GOAL:
Read through the entries below and return each line with the word "text".

[Items listed in a dataset]
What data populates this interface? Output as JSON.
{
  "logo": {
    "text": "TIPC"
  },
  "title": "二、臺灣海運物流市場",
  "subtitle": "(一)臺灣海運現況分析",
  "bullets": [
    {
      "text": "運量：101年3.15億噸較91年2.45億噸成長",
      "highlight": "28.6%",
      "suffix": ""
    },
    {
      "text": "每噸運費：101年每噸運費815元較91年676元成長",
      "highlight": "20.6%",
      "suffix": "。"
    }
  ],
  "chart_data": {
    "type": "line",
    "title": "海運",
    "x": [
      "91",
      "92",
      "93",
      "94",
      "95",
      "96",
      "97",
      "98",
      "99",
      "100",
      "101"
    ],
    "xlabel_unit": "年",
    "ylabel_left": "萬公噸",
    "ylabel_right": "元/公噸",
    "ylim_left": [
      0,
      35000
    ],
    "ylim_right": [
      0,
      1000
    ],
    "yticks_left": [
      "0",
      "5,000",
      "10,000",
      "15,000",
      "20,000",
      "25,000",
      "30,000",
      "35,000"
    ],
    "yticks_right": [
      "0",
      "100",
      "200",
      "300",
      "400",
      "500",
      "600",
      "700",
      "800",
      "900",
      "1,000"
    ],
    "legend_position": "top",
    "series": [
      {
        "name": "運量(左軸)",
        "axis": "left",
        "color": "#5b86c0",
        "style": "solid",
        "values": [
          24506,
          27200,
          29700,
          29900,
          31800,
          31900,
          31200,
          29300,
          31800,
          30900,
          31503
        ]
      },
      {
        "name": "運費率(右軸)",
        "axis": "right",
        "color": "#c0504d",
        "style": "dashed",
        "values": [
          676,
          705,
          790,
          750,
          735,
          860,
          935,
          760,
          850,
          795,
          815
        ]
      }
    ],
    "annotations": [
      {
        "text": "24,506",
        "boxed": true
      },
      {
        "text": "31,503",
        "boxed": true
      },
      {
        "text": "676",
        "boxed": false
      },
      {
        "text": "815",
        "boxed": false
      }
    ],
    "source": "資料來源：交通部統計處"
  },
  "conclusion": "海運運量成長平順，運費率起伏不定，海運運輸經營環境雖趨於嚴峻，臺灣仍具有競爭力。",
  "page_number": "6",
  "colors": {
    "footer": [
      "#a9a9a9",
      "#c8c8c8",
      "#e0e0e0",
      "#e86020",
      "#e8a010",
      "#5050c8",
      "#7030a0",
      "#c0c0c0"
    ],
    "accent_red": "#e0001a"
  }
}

CORRECT RESULT:
    "text": "TIPC"
      "text": "運量：101年3.15億噸較91年2.45億噸成長",
      "text": "每噸運費：101年每噸運費815元較91年676元成長",
        "text": "24,506",
        "text": "31,503",
        "text": "676",
        "text": "815",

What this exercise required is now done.